>> Begin

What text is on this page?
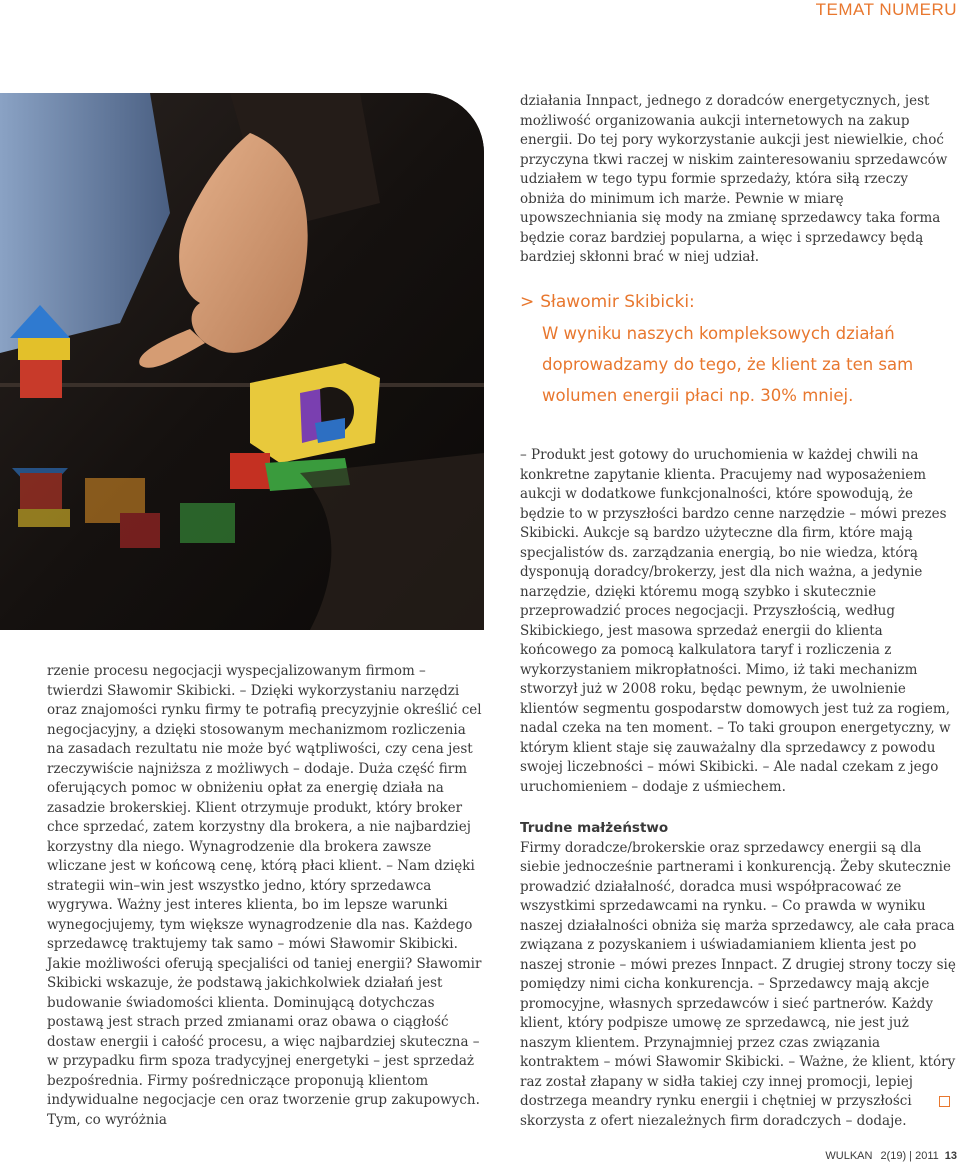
TEMAT NUMERU

działania Innpact, jednego z doradców energetycznych, jest możliwość organizowania aukcji internetowych na zakup energii. Do tej pory wykorzystanie aukcji jest niewielkie, choć przyczyna tkwi raczej w niskim zainteresowaniu sprzedawców udziałem w tego typu formie sprzedaży, która siłą rzeczy obniża do minimum ich marże. Pewnie w miarę upowszechniania się mody na zmianę sprzedawcy taka forma będzie coraz bardziej popularna, a więc i sprzedawcy będą bardziej skłonni brać w niej udział.

> Sławomir Skibicki:

W wyniku naszych kompleksowych działań doprowadzamy do tego, że klient za ten sam wolumen energii płaci np. 30% mniej.

– Produkt jest gotowy do uruchomienia w każdej chwili na konkretne zapytanie klienta. Pracujemy nad wyposażeniem aukcji w dodatkowe funkcjonalności, które spowodują, że będzie to w przyszłości bardzo cenne narzędzie – mówi prezes Skibicki. Aukcje są bardzo użyteczne dla firm, które mają specjalistów ds. zarządzania energią, bo nie wiedza, którą dysponują doradcy/brokerzy, jest dla nich ważna, a jedynie narzędzie, dzięki któremu mogą szybko i skutecznie przeprowadzić proces negocjacji. Przyszłością, według Skibickiego, jest masowa sprzedaż energii do klienta końcowego za pomocą kalkulatora taryf i rozliczenia z wykorzystaniem mikropłatności. Mimo, iż taki mechanizm stworzył już w 2008 roku, będąc pewnym, że uwolnienie klientów segmentu gospodarstw domowych jest tuż za rogiem, nadal czeka na ten moment. – To taki groupon energetyczny, w którym klient staje się zauważalny dla sprzedawcy z powodu swojej liczebności – mówi Skibicki. – Ale nadal czekam z jego uruchomieniem – dodaje z uśmiechem.

Trudne małżeństwo

Firmy doradcze/brokerskie oraz sprzedawcy energii są dla siebie jednocześnie partnerami i konkurencją. Żeby skutecznie prowadzić działalność, doradca musi współpracować ze wszystkimi sprzedawcami na rynku. – Co prawda w wyniku naszej działalności obniża się marża sprzedawcy, ale cała praca związana z pozyskaniem i uświadamianiem klienta jest po naszej stronie – mówi prezes Innpact. Z drugiej strony toczy się pomiędzy nimi cicha konkurencja. – Sprzedawcy mają akcje promocyjne, własnych sprzedawców i sieć partnerów. Każdy klient, który podpisze umowę ze sprzedawcą, nie jest już naszym klientem. Przynajmniej przez czas związania kontraktem – mówi Sławomir Skibicki. – Ważne, że klient, który raz został złapany w sidła takiej czy innej promocji, lepiej dostrzega meandry rynku energii i chętniej w przyszłości skorzysta z ofert niezależnych firm doradczych – dodaje.

rzenie procesu negocjacji wyspecjalizowanym firmom – twierdzi Sławomir Skibicki. – Dzięki wykorzystaniu narzędzi oraz znajomości rynku firmy te potrafią precyzyjnie określić cel negocjacyjny, a dzięki stosowanym mechanizmom rozliczenia na zasadach rezultatu nie może być wątpliwości, czy cena jest rzeczywiście najniższa z możliwych – dodaje. Duża część firm oferujących pomoc w obniżeniu opłat za energię działa na zasadzie brokerskiej. Klient otrzymuje produkt, który broker chce sprzedać, zatem korzystny dla brokera, a nie najbardziej korzystny dla niego. Wynagrodzenie dla brokera zawsze wliczane jest w końcową cenę, którą płaci klient. – Nam dzięki strategii win–win jest wszystko jedno, który sprzedawca wygrywa. Ważny jest interes klienta, bo im lepsze warunki wynegocjujemy, tym większe wynagrodzenie dla nas. Każdego sprzedawcę traktujemy tak samo – mówi Sławomir Skibicki. Jakie możliwości oferują specjaliści od taniej energii? Sławomir Skibicki wskazuje, że podstawą jakichkolwiek działań jest budowanie świadomości klienta. Dominującą dotychczas postawą jest strach przed zmianami oraz obawa o ciągłość dostaw energii i całość procesu, a więc najbardziej skuteczna – w przypadku firm spoza tradycyjnej energetyki – jest sprzedaż bezpośrednia. Firmy pośredniczące proponują klientom indywidualne negocjacje cen oraz tworzenie grup zakupowych. Tym, co wyróżnia

WULKAN 2(19) | 2011 13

>> End

▶ EXERCISE PROMPT:
Working from the lines above, reproduce the material exactly and exclude its pictures.

▶ FINISHED EXERCISE:
What text is on this page?
TEMAT NUMERU

działania Innpact, jednego z doradców energetycznych, jest możliwość organizowania aukcji internetowych na zakup energii. Do tej pory wykorzystanie aukcji jest niewielkie, choć przyczyna tkwi raczej w niskim zainteresowaniu sprzedawców udziałem w tego typu formie sprzedaży, która siłą rzeczy obniża do minimum ich marże. Pewnie w miarę upowszechniania się mody na zmianę sprzedawcy taka forma będzie coraz bardziej popularna, a więc i sprzedawcy będą bardziej skłonni brać w niej udział.

> Sławomir Skibicki:

W wyniku naszych kompleksowych działań doprowadzamy do tego, że klient za ten sam wolumen energii płaci np. 30% mniej.

– Produkt jest gotowy do uruchomienia w każdej chwili na konkretne zapytanie klienta. Pracujemy nad wyposażeniem aukcji w dodatkowe funkcjonalności, które spowodują, że będzie to w przyszłości bardzo cenne narzędzie – mówi prezes Skibicki. Aukcje są bardzo użyteczne dla firm, które mają specjalistów ds. zarządzania energią, bo nie wiedza, którą dysponują doradcy/brokerzy, jest dla nich ważna, a jedynie narzędzie, dzięki któremu mogą szybko i skutecznie przeprowadzić proces negocjacji. Przyszłością, według Skibickiego, jest masowa sprzedaż energii do klienta końcowego za pomocą kalkulatora taryf i rozliczenia z wykorzystaniem mikropłatności. Mimo, iż taki mechanizm stworzył już w 2008 roku, będąc pewnym, że uwolnienie klientów segmentu gospodarstw domowych jest tuż za rogiem, nadal czeka na ten moment. – To taki groupon energetyczny, w którym klient staje się zauważalny dla sprzedawcy z powodu swojej liczebności – mówi Skibicki. – Ale nadal czekam z jego uruchomieniem – dodaje z uśmiechem.

Trudne małżeństwo

Firmy doradcze/brokerskie oraz sprzedawcy energii są dla siebie jednocześnie partnerami i konkurencją. Żeby skutecznie prowadzić działalność, doradca musi współpracować ze wszystkimi sprzedawcami na rynku. – Co prawda w wyniku naszej działalności obniża się marża sprzedawcy, ale cała praca związana z pozyskaniem i uświadamianiem klienta jest po naszej stronie – mówi prezes Innpact. Z drugiej strony toczy się pomiędzy nimi cicha konkurencja. – Sprzedawcy mają akcje promocyjne, własnych sprzedawców i sieć partnerów. Każdy klient, który podpisze umowę ze sprzedawcą, nie jest już naszym klientem. Przynajmniej przez czas związania kontraktem – mówi Sławomir Skibicki. – Ważne, że klient, który raz został złapany w sidła takiej czy innej promocji, lepiej dostrzega meandry rynku energii i chętniej w przyszłości skorzysta z ofert niezależnych firm doradczych – dodaje.

rzenie procesu negocjacji wyspecjalizowanym firmom – twierdzi Sławomir Skibicki. – Dzięki wykorzystaniu narzędzi oraz znajomości rynku firmy te potrafią precyzyjnie określić cel negocjacyjny, a dzięki stosowanym mechanizmom rozliczenia na zasadach rezultatu nie może być wątpliwości, czy cena jest rzeczywiście najniższa z możliwych – dodaje. Duża część firm oferujących pomoc w obniżeniu opłat za energię działa na zasadzie brokerskiej. Klient otrzymuje produkt, który broker chce sprzedać, zatem korzystny dla brokera, a nie najbardziej korzystny dla niego. Wynagrodzenie dla brokera zawsze wliczane jest w końcową cenę, którą płaci klient. – Nam dzięki strategii win–win jest wszystko jedno, który sprzedawca wygrywa. Ważny jest interes klienta, bo im lepsze warunki wynegocjujemy, tym większe wynagrodzenie dla nas. Każdego sprzedawcę traktujemy tak samo – mówi Sławomir Skibicki. Jakie możliwości oferują specjaliści od taniej energii? Sławomir Skibicki wskazuje, że podstawą jakichkolwiek działań jest budowanie świadomości klienta. Dominującą dotychczas postawą jest strach przed zmianami oraz obawa o ciągłość dostaw energii i całość procesu, a więc najbardziej skuteczna – w przypadku firm spoza tradycyjnej energetyki – jest sprzedaż bezpośrednia. Firmy pośredniczące proponują klientom indywidualne negocjacje cen oraz tworzenie grup zakupowych. Tym, co wyróżnia

WULKAN 2(19) | 2011 13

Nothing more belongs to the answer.